Task to complete » Repeat the listing that follows, character for character, minus the pictures.

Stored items
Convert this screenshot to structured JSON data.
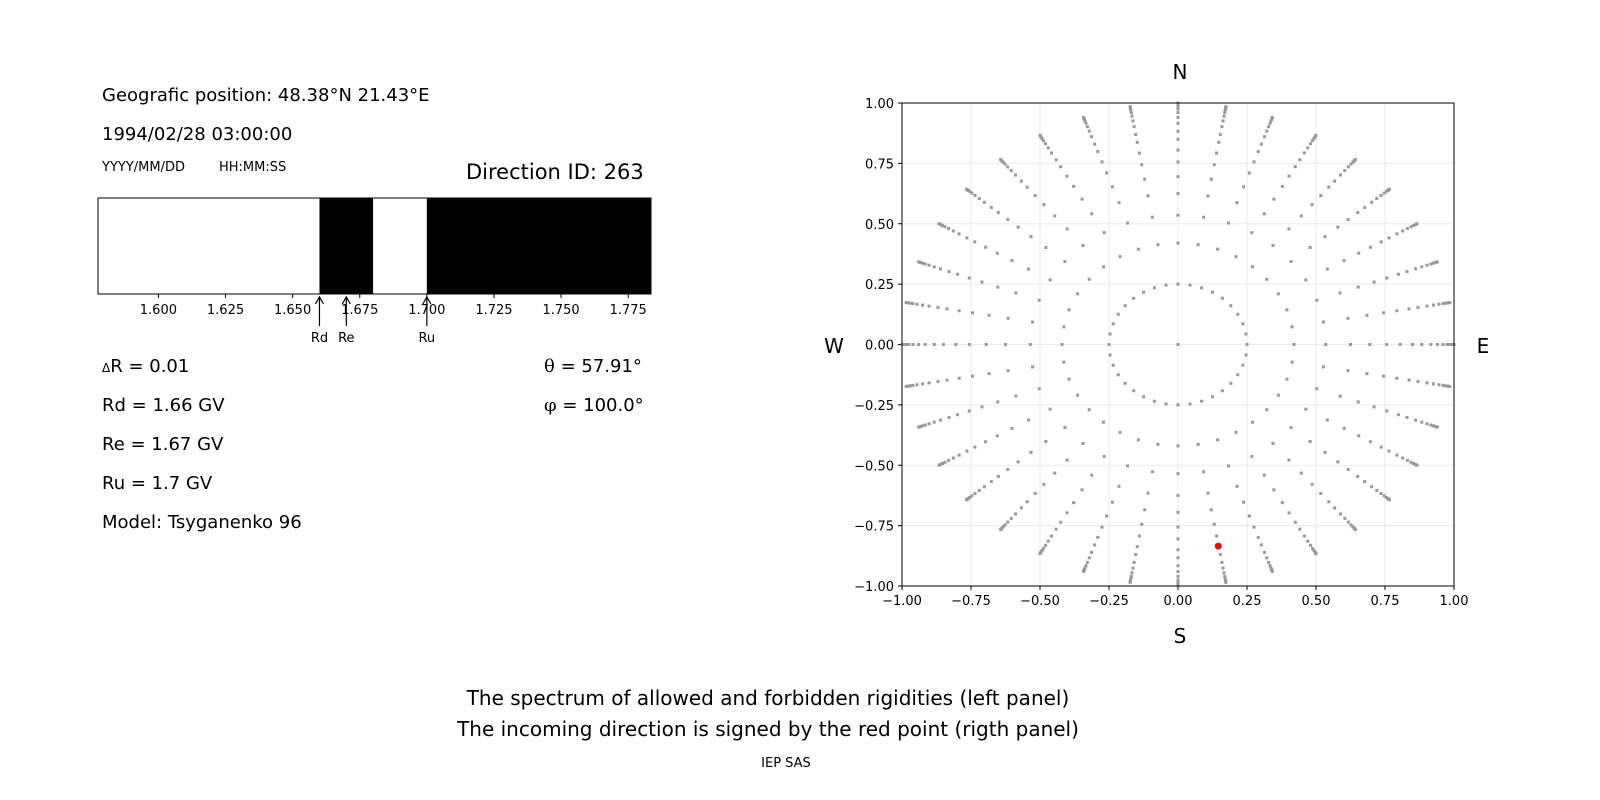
{
  "info": {
    "position": "Geografic position: 48.38°N 21.43°E",
    "datetime": "1994/02/28 03:00:00",
    "date_format": "YYYY/MM/DD",
    "time_format": "HH:MM:SS",
    "direction_id": "Direction ID: 263",
    "delta_r": "R = 0.01",
    "delta_symbol": "Δ",
    "rd": "Rd = 1.66 GV",
    "re": "Re = 1.67 GV",
    "ru": "Ru = 1.7 GV",
    "model": "Model: Tsyganenko 96",
    "theta_symbol": "θ",
    "theta": " = 57.91°",
    "phi_symbol": "φ",
    "phi": " = 100.0°"
  },
  "caption": {
    "line1": "The spectrum of allowed and forbidden rigidities (left panel)",
    "line2": "The incoming direction is signed by the red point (rigth panel)",
    "credit": "IEP SAS"
  },
  "chart_data": [
    {
      "type": "bar",
      "xlim": [
        1.5775,
        1.7835
      ],
      "xticks": [
        "1.600",
        "1.625",
        "1.650",
        "1.675",
        "1.700",
        "1.725",
        "1.750",
        "1.775"
      ],
      "xtick_values": [
        1.6,
        1.625,
        1.65,
        1.675,
        1.7,
        1.725,
        1.75,
        1.775
      ],
      "bands": [
        {
          "from": 1.5775,
          "to": 1.66,
          "state": "allowed",
          "color": "#ffffff"
        },
        {
          "from": 1.66,
          "to": 1.68,
          "state": "forbidden",
          "color": "#000000"
        },
        {
          "from": 1.68,
          "to": 1.7,
          "state": "allowed",
          "color": "#ffffff"
        },
        {
          "from": 1.7,
          "to": 1.7835,
          "state": "forbidden",
          "color": "#000000"
        }
      ],
      "markers": [
        {
          "label": "Rd",
          "value": 1.66
        },
        {
          "label": "Re",
          "value": 1.67
        },
        {
          "label": "Ru",
          "value": 1.7
        }
      ]
    },
    {
      "type": "scatter",
      "xlim": [
        -1,
        1
      ],
      "ylim": [
        -1,
        1
      ],
      "grid": true,
      "ticks": [
        "−1.00",
        "−0.75",
        "−0.50",
        "−0.25",
        "0.00",
        "0.25",
        "0.50",
        "0.75",
        "1.00"
      ],
      "tick_values": [
        -1,
        -0.75,
        -0.5,
        -0.25,
        0,
        0.25,
        0.5,
        0.75,
        1
      ],
      "compass": {
        "north": "N",
        "south": "S",
        "west": "W",
        "east": "E"
      },
      "directions_azimuths_deg": [
        0,
        10,
        20,
        30,
        40,
        50,
        60,
        70,
        80,
        90,
        100,
        110,
        120,
        130,
        140,
        150,
        160,
        170,
        180,
        190,
        200,
        210,
        220,
        230,
        240,
        250,
        260,
        270,
        280,
        290,
        300,
        310,
        320,
        330,
        340,
        350
      ],
      "directions_radii": [
        0.25,
        0.42,
        0.535,
        0.625,
        0.695,
        0.756,
        0.805,
        0.85,
        0.883,
        0.916,
        0.94,
        0.96,
        0.975,
        0.985,
        0.992,
        0.997,
        1.0
      ],
      "center_point": [
        0,
        0
      ],
      "point_color": "#999999",
      "highlight": {
        "x": 0.146,
        "y": -0.835,
        "color": "#ff0000"
      }
    }
  ]
}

Result for this exercise »
Convert this screenshot to structured JSON data.
{
  "info": {
    "position": "Geografic position: 48.38°N 21.43°E",
    "datetime": "1994/02/28 03:00:00",
    "date_format": "YYYY/MM/DD",
    "time_format": "HH:MM:SS",
    "direction_id": "Direction ID: 263",
    "delta_r": "R = 0.01",
    "delta_symbol": "Δ",
    "rd": "Rd = 1.66 GV",
    "re": "Re = 1.67 GV",
    "ru": "Ru = 1.7 GV",
    "model": "Model: Tsyganenko 96",
    "theta_symbol": "θ",
    "theta": " = 57.91°",
    "phi_symbol": "φ",
    "phi": " = 100.0°"
  },
  "caption": {
    "line1": "The spectrum of allowed and forbidden rigidities (left panel)",
    "line2": "The incoming direction is signed by the red point (rigth panel)",
    "credit": "IEP SAS"
  },
  "chart_data": [
    {
      "type": "bar",
      "xlim": [
        1.5775,
        1.7835
      ],
      "xticks": [
        "1.600",
        "1.625",
        "1.650",
        "1.675",
        "1.700",
        "1.725",
        "1.750",
        "1.775"
      ],
      "xtick_values": [
        1.6,
        1.625,
        1.65,
        1.675,
        1.7,
        1.725,
        1.75,
        1.775
      ],
      "bands": [
        {
          "from": 1.5775,
          "to": 1.66,
          "state": "allowed",
          "color": "#ffffff"
        },
        {
          "from": 1.66,
          "to": 1.68,
          "state": "forbidden",
          "color": "#000000"
        },
        {
          "from": 1.68,
          "to": 1.7,
          "state": "allowed",
          "color": "#ffffff"
        },
        {
          "from": 1.7,
          "to": 1.7835,
          "state": "forbidden",
          "color": "#000000"
        }
      ],
      "markers": [
        {
          "label": "Rd",
          "value": 1.66
        },
        {
          "label": "Re",
          "value": 1.67
        },
        {
          "label": "Ru",
          "value": 1.7
        }
      ]
    },
    {
      "type": "scatter",
      "xlim": [
        -1,
        1
      ],
      "ylim": [
        -1,
        1
      ],
      "grid": true,
      "ticks": [
        "−1.00",
        "−0.75",
        "−0.50",
        "−0.25",
        "0.00",
        "0.25",
        "0.50",
        "0.75",
        "1.00"
      ],
      "tick_values": [
        -1,
        -0.75,
        -0.5,
        -0.25,
        0,
        0.25,
        0.5,
        0.75,
        1
      ],
      "compass": {
        "north": "N",
        "south": "S",
        "west": "W",
        "east": "E"
      },
      "directions_azimuths_deg": [
        0,
        10,
        20,
        30,
        40,
        50,
        60,
        70,
        80,
        90,
        100,
        110,
        120,
        130,
        140,
        150,
        160,
        170,
        180,
        190,
        200,
        210,
        220,
        230,
        240,
        250,
        260,
        270,
        280,
        290,
        300,
        310,
        320,
        330,
        340,
        350
      ],
      "directions_radii": [
        0.25,
        0.42,
        0.535,
        0.625,
        0.695,
        0.756,
        0.805,
        0.85,
        0.883,
        0.916,
        0.94,
        0.96,
        0.975,
        0.985,
        0.992,
        0.997,
        1.0
      ],
      "center_point": [
        0,
        0
      ],
      "point_color": "#999999",
      "highlight": {
        "x": 0.146,
        "y": -0.835,
        "color": "#ff0000"
      }
    }
  ]
}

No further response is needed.